### [Task brief]
Exactly as given, repeat all of the entries.

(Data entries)

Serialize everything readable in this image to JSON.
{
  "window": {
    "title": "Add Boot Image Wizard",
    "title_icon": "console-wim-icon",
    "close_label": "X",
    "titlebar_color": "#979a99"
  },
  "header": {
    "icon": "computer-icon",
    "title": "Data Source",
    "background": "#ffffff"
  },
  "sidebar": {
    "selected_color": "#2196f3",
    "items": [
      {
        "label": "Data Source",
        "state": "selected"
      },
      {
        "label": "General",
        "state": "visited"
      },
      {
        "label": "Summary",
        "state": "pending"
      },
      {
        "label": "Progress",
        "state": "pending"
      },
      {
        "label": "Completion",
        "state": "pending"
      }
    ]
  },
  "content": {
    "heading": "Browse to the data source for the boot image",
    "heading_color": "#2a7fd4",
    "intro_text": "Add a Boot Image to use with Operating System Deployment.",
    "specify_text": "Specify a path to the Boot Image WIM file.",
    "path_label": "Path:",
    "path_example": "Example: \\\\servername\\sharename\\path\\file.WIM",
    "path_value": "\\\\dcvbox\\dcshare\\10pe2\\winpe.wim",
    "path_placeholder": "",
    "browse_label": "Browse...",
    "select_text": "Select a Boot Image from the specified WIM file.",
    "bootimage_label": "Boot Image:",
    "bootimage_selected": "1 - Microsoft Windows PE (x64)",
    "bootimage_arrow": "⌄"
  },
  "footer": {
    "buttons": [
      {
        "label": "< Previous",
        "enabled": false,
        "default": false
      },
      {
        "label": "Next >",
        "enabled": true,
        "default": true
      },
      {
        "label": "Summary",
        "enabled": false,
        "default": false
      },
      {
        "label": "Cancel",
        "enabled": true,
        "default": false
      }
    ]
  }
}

### [Reply to the exercise]
Serialize everything readable in this image to JSON.
{
  "window": {
    "title": "Add Boot Image Wizard",
    "title_icon": "console-wim-icon",
    "close_label": "X",
    "titlebar_color": "#979a99"
  },
  "header": {
    "icon": "computer-icon",
    "title": "Data Source",
    "background": "#ffffff"
  },
  "sidebar": {
    "selected_color": "#2196f3",
    "items": [
      {
        "label": "Data Source",
        "state": "selected"
      },
      {
        "label": "General",
        "state": "visited"
      },
      {
        "label": "Summary",
        "state": "pending"
      },
      {
        "label": "Progress",
        "state": "pending"
      },
      {
        "label": "Completion",
        "state": "pending"
      }
    ]
  },
  "content": {
    "heading": "Browse to the data source for the boot image",
    "heading_color": "#2a7fd4",
    "intro_text": "Add a Boot Image to use with Operating System Deployment.",
    "specify_text": "Specify a path to the Boot Image WIM file.",
    "path_label": "Path:",
    "path_example": "Example: \\\\servername\\sharename\\path\\file.WIM",
    "path_value": "\\\\dcvbox\\dcshare\\10pe2\\winpe.wim",
    "path_placeholder": "",
    "browse_label": "Browse...",
    "select_text": "Select a Boot Image from the specified WIM file.",
    "bootimage_label": "Boot Image:",
    "bootimage_selected": "1 - Microsoft Windows PE (x64)",
    "bootimage_arrow": "⌄"
  },
  "footer": {
    "buttons": [
      {
        "label": "< Previous",
        "enabled": false,
        "default": false
      },
      {
        "label": "Next >",
        "enabled": true,
        "default": true
      },
      {
        "label": "Summary",
        "enabled": false,
        "default": false
      },
      {
        "label": "Cancel",
        "enabled": true,
        "default": false
      }
    ]
  }
}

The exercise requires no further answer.